* [WORK TO DO]: Put the entries, from the first line through the line containing "restore-defaults-button[interactable]: Restore Defaults", into a Markdown table with a Row column for the row number and a Text column for the line, skipping any blank lines.

====== AVAILABLE DATA ======

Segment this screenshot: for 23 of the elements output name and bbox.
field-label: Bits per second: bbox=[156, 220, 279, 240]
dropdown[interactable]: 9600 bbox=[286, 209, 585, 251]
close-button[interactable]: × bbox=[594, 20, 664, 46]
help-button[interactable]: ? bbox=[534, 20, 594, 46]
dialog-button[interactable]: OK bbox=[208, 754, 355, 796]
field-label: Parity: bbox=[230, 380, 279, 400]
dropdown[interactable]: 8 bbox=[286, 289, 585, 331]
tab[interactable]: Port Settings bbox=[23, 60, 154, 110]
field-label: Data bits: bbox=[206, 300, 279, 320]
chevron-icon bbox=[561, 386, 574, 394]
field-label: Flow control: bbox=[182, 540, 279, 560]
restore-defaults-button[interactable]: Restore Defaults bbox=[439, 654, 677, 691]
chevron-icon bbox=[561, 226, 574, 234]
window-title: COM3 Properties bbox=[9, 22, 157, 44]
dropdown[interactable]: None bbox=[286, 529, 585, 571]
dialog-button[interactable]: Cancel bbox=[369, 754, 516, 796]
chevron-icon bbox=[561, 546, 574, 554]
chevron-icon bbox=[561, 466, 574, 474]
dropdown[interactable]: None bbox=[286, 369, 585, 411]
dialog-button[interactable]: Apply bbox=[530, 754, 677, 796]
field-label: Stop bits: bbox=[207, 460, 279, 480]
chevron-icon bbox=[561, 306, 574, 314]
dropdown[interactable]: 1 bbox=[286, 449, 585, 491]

======

* [SOLUTION]:
| Row | Text |
|---|---|
| 1 | Segment this screenshot: for 23 of the elements output name and bbox. |
| 2 | field-label: Bits per second: bbox=[156, 220, 279, 240] |
| 3 | dropdown[interactable]: 9600 bbox=[286, 209, 585, 251] |
| 4 | close-button[interactable]: × bbox=[594, 20, 664, 46] |
| 5 | help-button[interactable]: ? bbox=[534, 20, 594, 46] |
| 6 | dialog-button[interactable]: OK bbox=[208, 754, 355, 796] |
| 7 | field-label: Parity: bbox=[230, 380, 279, 400] |
| 8 | dropdown[interactable]: 8 bbox=[286, 289, 585, 331] |
| 9 | tab[interactable]: Port Settings bbox=[23, 60, 154, 110] |
| 10 | field-label: Data bits: bbox=[206, 300, 279, 320] |
| 11 | chevron-icon bbox=[561, 386, 574, 394] |
| 12 | field-label: Flow control: bbox=[182, 540, 279, 560] |
| 13 | restore-defaults-button[interactable]: Restore Defaults bbox=[439, 654, 677, 691] |